§ **Exercise directions**: Locate the word "JSON" in the data below, then copy every line that holds it.

* start Data for the task *

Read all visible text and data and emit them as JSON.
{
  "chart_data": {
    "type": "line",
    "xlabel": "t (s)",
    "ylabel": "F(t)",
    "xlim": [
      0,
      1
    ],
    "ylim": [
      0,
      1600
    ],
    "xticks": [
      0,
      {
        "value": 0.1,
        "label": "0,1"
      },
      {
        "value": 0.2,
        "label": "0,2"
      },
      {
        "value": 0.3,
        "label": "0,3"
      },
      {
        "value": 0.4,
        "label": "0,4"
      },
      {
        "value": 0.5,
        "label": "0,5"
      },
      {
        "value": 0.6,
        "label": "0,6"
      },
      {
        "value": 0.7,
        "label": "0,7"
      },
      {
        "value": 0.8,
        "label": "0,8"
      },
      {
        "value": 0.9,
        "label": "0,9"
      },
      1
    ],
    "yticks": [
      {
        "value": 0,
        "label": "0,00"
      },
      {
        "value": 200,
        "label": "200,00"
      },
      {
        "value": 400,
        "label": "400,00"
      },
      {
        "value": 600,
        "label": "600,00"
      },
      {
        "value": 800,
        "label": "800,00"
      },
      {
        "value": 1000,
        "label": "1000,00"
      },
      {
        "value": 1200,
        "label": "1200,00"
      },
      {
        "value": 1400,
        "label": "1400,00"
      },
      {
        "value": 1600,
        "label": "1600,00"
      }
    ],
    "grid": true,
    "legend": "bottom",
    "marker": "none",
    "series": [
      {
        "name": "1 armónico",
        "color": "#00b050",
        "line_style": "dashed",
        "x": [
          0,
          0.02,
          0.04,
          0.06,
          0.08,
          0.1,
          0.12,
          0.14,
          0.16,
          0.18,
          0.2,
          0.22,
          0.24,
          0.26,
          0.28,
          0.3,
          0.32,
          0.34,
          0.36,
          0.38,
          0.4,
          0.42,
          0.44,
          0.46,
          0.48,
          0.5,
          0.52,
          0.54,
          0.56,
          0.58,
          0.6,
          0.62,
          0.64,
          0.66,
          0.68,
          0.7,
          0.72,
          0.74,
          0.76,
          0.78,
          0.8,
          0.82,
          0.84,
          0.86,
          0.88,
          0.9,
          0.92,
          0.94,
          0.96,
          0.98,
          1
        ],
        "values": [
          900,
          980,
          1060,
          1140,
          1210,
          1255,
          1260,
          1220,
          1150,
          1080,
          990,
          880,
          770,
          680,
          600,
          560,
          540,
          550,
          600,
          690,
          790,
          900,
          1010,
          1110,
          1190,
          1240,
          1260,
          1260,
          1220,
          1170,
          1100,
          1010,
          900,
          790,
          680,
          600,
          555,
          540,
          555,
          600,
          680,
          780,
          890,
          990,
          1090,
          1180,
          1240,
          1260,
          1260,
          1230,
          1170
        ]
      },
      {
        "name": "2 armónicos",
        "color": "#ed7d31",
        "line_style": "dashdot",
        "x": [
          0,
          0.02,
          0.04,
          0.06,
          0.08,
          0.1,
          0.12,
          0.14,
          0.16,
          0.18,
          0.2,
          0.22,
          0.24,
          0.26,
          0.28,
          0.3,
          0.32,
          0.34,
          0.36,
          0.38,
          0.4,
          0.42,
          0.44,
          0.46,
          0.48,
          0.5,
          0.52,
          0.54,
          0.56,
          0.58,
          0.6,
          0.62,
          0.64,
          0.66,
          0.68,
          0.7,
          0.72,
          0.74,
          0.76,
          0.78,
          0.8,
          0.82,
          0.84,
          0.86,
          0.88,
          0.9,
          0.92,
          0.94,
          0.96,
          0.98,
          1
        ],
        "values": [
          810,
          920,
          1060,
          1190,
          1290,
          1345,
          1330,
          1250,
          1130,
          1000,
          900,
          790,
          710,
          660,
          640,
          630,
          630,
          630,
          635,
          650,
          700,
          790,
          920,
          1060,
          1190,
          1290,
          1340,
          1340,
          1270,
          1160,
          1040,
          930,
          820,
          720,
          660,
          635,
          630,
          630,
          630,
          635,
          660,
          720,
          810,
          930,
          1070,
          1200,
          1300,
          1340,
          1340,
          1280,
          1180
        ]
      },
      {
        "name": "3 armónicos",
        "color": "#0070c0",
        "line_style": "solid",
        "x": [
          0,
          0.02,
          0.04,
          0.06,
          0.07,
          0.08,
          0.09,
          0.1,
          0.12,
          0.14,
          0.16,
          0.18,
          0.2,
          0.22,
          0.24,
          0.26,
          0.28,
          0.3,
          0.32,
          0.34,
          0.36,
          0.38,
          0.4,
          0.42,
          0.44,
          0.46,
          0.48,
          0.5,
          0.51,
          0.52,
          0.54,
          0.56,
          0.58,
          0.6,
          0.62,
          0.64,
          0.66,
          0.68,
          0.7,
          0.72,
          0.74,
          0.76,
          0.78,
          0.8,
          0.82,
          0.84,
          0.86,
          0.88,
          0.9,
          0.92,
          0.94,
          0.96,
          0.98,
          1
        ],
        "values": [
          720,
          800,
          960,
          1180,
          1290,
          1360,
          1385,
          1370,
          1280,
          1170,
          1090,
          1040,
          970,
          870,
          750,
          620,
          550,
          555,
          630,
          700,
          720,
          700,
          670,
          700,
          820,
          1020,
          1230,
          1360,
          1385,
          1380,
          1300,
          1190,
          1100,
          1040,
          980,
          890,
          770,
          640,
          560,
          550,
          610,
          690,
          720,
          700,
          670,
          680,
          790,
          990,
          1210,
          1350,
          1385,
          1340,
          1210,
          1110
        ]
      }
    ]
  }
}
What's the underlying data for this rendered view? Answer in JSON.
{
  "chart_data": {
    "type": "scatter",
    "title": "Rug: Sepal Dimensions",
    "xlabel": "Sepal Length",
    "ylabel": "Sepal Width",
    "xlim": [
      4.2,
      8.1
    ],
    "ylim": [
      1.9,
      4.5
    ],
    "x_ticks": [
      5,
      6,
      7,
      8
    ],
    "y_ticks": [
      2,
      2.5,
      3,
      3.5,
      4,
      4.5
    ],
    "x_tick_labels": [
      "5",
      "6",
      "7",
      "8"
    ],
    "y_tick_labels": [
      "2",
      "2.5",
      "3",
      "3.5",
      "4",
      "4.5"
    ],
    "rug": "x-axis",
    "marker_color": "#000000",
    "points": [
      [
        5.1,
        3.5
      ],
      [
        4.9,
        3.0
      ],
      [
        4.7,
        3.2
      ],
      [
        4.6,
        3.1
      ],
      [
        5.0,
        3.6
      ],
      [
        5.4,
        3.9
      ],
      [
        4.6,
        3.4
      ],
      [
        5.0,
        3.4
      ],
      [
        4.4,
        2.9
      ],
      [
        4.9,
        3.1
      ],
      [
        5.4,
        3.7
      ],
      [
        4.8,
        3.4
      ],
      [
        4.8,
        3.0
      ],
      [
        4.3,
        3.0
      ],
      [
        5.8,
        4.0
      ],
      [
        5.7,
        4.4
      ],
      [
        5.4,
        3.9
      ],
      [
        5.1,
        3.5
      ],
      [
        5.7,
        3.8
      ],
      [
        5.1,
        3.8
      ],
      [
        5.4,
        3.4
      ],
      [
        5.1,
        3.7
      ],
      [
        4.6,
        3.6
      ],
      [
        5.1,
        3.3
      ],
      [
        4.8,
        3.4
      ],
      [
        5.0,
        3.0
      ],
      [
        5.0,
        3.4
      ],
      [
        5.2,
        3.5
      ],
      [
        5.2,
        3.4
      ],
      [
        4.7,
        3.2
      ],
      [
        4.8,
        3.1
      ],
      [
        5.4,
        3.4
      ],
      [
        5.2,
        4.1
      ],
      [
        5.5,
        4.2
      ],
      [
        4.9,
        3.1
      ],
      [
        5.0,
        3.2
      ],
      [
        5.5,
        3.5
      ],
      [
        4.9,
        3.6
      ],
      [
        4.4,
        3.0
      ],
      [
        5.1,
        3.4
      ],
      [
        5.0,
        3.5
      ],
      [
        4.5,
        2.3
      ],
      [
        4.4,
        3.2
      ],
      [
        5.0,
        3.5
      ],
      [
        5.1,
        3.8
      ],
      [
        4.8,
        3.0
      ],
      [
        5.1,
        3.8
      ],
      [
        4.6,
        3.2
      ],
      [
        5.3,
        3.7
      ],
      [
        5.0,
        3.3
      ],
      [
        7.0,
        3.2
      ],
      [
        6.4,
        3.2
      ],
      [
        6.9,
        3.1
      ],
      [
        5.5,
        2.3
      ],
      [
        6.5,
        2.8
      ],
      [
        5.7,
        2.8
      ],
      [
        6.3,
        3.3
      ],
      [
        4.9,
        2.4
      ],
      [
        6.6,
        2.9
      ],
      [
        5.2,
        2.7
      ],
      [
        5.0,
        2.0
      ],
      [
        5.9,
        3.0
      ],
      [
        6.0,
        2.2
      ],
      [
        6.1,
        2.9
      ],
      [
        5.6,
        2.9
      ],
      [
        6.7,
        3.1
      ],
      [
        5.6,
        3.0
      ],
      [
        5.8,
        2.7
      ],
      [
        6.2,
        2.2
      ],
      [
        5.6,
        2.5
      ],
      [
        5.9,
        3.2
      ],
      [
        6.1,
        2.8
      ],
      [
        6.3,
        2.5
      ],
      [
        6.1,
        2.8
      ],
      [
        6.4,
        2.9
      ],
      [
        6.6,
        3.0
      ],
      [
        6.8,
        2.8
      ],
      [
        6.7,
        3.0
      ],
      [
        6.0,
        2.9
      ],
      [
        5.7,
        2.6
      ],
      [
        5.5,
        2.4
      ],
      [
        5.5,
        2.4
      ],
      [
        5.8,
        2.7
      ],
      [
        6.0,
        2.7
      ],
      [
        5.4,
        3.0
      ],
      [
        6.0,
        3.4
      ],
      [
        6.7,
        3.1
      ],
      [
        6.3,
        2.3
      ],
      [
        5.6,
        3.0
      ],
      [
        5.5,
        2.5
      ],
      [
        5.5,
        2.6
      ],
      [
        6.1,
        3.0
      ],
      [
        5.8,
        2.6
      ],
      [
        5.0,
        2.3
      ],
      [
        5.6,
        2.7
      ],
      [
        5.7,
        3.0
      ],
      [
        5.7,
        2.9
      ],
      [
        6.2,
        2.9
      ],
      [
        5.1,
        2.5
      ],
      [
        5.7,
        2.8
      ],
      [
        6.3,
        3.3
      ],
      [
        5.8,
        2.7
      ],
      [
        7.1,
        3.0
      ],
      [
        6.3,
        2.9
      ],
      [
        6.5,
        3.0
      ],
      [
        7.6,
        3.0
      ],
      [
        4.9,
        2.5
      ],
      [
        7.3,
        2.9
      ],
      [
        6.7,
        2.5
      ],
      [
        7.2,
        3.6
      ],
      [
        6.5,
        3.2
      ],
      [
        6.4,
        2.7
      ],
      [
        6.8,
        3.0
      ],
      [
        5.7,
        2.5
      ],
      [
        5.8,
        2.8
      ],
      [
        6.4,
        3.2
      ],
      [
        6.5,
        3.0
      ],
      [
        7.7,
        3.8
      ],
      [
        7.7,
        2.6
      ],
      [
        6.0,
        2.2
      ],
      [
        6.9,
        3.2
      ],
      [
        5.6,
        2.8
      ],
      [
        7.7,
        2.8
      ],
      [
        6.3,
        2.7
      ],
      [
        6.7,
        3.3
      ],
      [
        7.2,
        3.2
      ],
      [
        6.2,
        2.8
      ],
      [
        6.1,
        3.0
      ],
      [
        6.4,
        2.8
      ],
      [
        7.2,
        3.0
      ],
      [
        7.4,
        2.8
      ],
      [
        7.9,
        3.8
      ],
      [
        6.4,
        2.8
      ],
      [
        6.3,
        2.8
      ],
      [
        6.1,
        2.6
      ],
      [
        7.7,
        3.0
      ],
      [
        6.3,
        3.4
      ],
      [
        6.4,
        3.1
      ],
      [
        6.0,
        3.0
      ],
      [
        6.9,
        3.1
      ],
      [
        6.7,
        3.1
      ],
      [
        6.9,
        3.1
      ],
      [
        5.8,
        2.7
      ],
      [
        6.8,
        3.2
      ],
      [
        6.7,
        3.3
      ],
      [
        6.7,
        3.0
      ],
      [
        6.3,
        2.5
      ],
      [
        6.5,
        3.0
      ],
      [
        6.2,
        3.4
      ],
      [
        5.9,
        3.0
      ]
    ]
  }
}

* end Data for the task *

§ **Response to this task**:
Read all visible text and data and emit them as JSON.
What's the underlying data for this rendered view? Answer in JSON.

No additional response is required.